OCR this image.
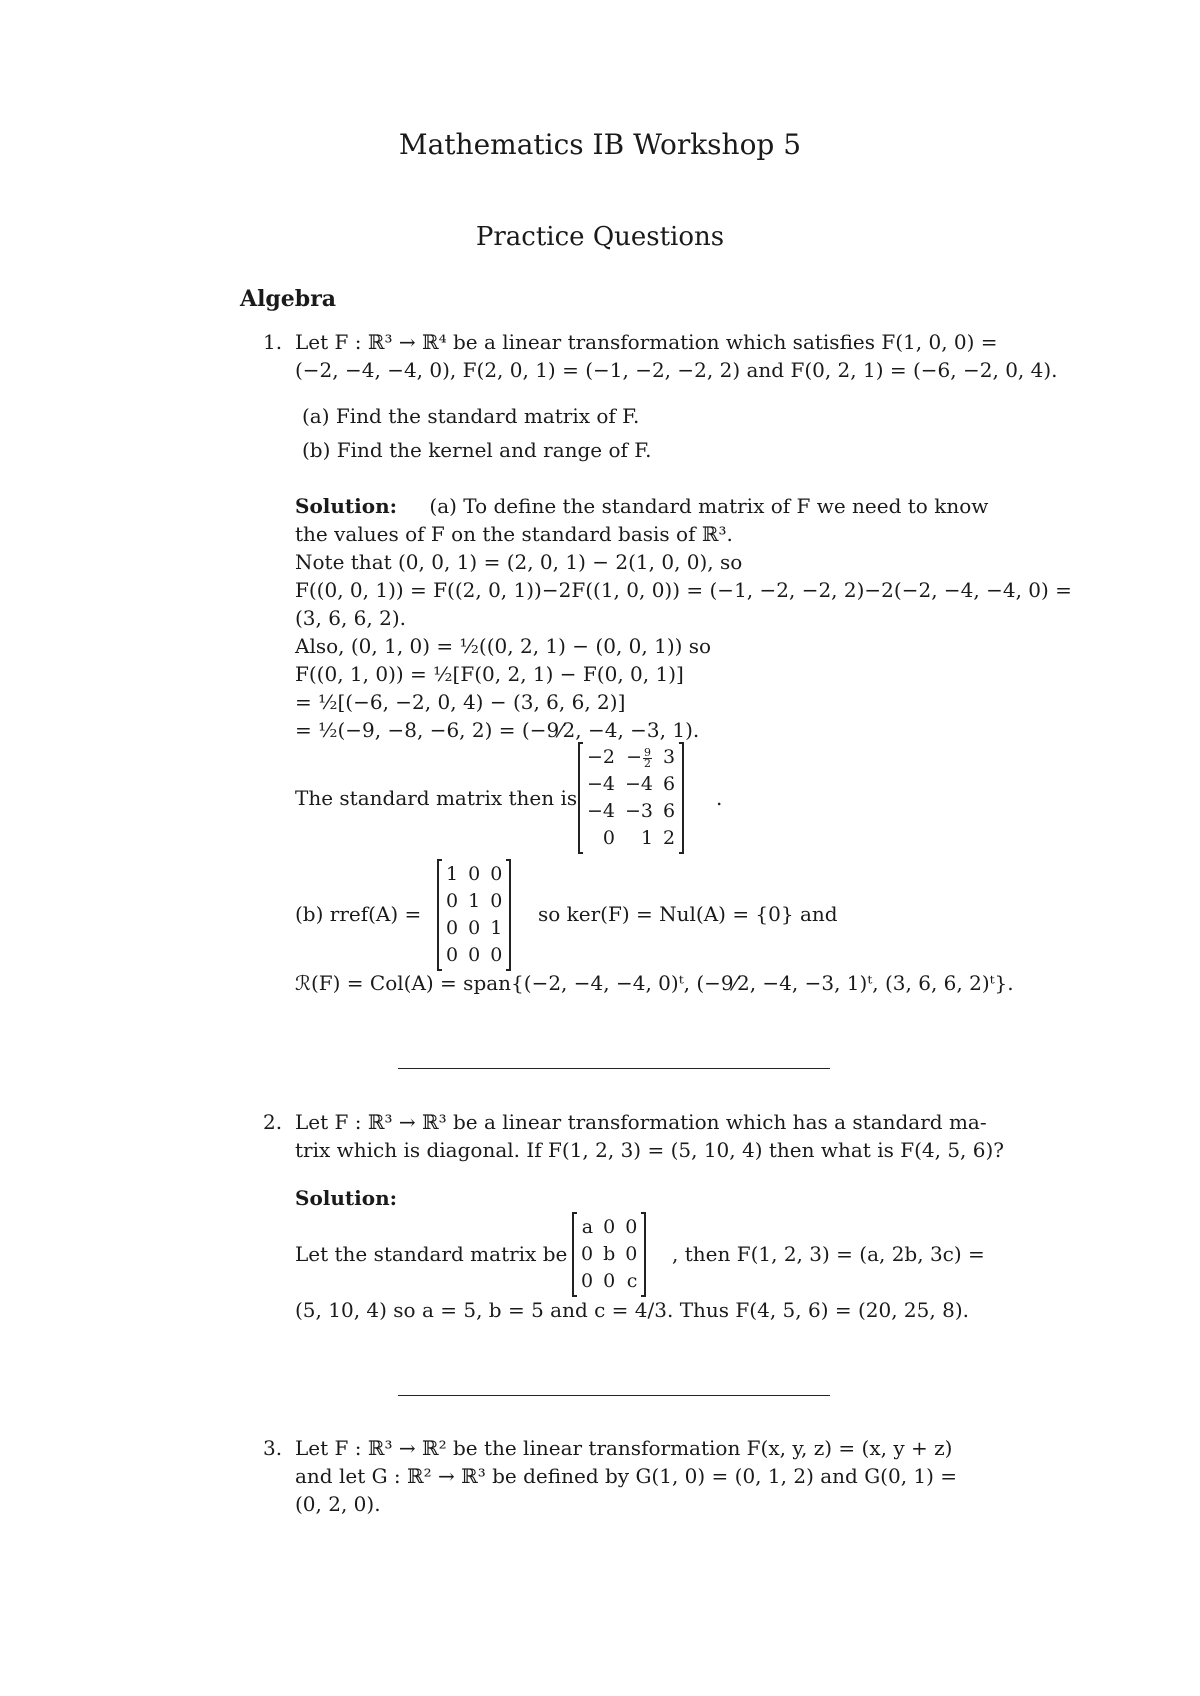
Mathematics IB Workshop 5
Practice Questions
Algebra
1. Let F : ℝ³ → ℝ⁴ be a linear transformation which satisfies F(1, 0, 0) =
(−2, −4, −4, 0), F(2, 0, 1) = (−1, −2, −2, 2) and F(0, 2, 1) = (−6, −2, 0, 4).
(a) Find the standard matrix of F.
(b) Find the kernel and range of F.
Solution: (a) To define the standard matrix of F we need to know
the values of F on the standard basis of ℝ³.
Note that (0, 0, 1) = (2, 0, 1) − 2(1, 0, 0), so
F((0, 0, 1)) = F((2, 0, 1))−2F((1, 0, 0)) = (−1, −2, −2, 2)−2(−2, −4, −4, 0) =
(3, 6, 6, 2).
Also, (0, 1, 0) = ½((0, 2, 1) − (0, 0, 1)) so
F((0, 1, 0)) = ½[F(0, 2, 1) − F(0, 0, 1)]
= ½[(−6, −2, 0, 4) − (3, 6, 6, 2)]
= ½(−9, −8, −6, 2) = (−9⁄2, −4, −3, 1).
The standard matrix then is
−2	− $\frac{9}{2}$	3
−4	−4	6
−4	−3	6
0	1	2
.
(b) rref(A) =
1	0	0
0	1	0
0	0	1
0	0	0
so ker(F) = Nul(A) = {0} and
ℛ(F) = Col(A) = span{(−2, −4, −4, 0)ᵗ, (−9⁄2, −4, −3, 1)ᵗ, (3, 6, 6, 2)ᵗ}.
2. Let F : ℝ³ → ℝ³ be a linear transformation which has a standard ma-
trix which is diagonal. If F(1, 2, 3) = (5, 10, 4) then what is F(4, 5, 6)?
Solution:
Let the standard matrix be
a	0	0
0	b	0
0	0	c
, then F(1, 2, 3) = (a, 2b, 3c) =
(5, 10, 4) so a = 5, b = 5 and c = 4/3. Thus F(4, 5, 6) = (20, 25, 8).
3. Let F : ℝ³ → ℝ² be the linear transformation F(x, y, z) = (x, y + z)
and let G : ℝ² → ℝ³ be defined by G(1, 0) = (0, 1, 2) and G(0, 1) =
(0, 2, 0).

:::

Given instruction: Find all the lines containing "standard" in the material, then copy them.

Exercise answer:
(a) Find the standard matrix of F.
Solution: (a) To define the standard matrix of F we need to know
the values of F on the standard basis of ℝ³.
The standard matrix then is
2. Let F : ℝ³ → ℝ³ be a linear transformation which has a standard ma-
Let the standard matrix be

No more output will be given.